Dataset rows about figures
>> begin

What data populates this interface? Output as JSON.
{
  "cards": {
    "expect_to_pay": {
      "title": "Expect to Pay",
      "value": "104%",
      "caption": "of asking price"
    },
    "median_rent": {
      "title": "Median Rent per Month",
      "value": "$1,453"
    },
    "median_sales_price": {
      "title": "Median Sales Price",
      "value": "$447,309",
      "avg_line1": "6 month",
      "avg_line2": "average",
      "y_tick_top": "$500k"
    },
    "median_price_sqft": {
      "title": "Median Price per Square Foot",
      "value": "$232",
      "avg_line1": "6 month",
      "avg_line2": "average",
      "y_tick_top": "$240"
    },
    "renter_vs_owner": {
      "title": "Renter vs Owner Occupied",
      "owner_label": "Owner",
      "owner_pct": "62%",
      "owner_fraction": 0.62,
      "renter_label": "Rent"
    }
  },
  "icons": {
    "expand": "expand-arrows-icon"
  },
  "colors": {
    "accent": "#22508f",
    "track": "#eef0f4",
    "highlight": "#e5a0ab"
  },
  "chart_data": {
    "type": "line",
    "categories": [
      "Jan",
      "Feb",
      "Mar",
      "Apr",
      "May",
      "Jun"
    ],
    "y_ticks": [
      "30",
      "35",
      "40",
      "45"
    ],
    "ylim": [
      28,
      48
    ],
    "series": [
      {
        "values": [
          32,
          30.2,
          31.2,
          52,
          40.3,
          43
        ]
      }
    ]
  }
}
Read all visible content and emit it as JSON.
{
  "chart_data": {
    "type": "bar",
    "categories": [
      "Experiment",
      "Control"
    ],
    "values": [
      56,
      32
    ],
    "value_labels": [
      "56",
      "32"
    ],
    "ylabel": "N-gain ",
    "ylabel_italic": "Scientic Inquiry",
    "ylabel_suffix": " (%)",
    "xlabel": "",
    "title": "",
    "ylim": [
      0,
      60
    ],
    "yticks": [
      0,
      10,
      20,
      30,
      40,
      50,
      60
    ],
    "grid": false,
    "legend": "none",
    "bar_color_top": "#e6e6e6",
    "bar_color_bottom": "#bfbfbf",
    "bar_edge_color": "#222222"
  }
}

>> end

INSTRUCTIONS FOR THE TASK: Output all of the data again, exactly.

WORKED ANSWER:
What data populates this interface? Output as JSON.
{
  "cards": {
    "expect_to_pay": {
      "title": "Expect to Pay",
      "value": "104%",
      "caption": "of asking price"
    },
    "median_rent": {
      "title": "Median Rent per Month",
      "value": "$1,453"
    },
    "median_sales_price": {
      "title": "Median Sales Price",
      "value": "$447,309",
      "avg_line1": "6 month",
      "avg_line2": "average",
      "y_tick_top": "$500k"
    },
    "median_price_sqft": {
      "title": "Median Price per Square Foot",
      "value": "$232",
      "avg_line1": "6 month",
      "avg_line2": "average",
      "y_tick_top": "$240"
    },
    "renter_vs_owner": {
      "title": "Renter vs Owner Occupied",
      "owner_label": "Owner",
      "owner_pct": "62%",
      "owner_fraction": 0.62,
      "renter_label": "Rent"
    }
  },
  "icons": {
    "expand": "expand-arrows-icon"
  },
  "colors": {
    "accent": "#22508f",
    "track": "#eef0f4",
    "highlight": "#e5a0ab"
  },
  "chart_data": {
    "type": "line",
    "categories": [
      "Jan",
      "Feb",
      "Mar",
      "Apr",
      "May",
      "Jun"
    ],
    "y_ticks": [
      "30",
      "35",
      "40",
      "45"
    ],
    "ylim": [
      28,
      48
    ],
    "series": [
      {
        "values": [
          32,
          30.2,
          31.2,
          52,
          40.3,
          43
        ]
      }
    ]
  }
}
Read all visible content and emit it as JSON.
{
  "chart_data": {
    "type": "bar",
    "categories": [
      "Experiment",
      "Control"
    ],
    "values": [
      56,
      32
    ],
    "value_labels": [
      "56",
      "32"
    ],
    "ylabel": "N-gain ",
    "ylabel_italic": "Scientic Inquiry",
    "ylabel_suffix": " (%)",
    "xlabel": "",
    "title": "",
    "ylim": [
      0,
      60
    ],
    "yticks": [
      0,
      10,
      20,
      30,
      40,
      50,
      60
    ],
    "grid": false,
    "legend": "none",
    "bar_color_top": "#e6e6e6",
    "bar_color_bottom": "#bfbfbf",
    "bar_edge_color": "#222222"
  }
}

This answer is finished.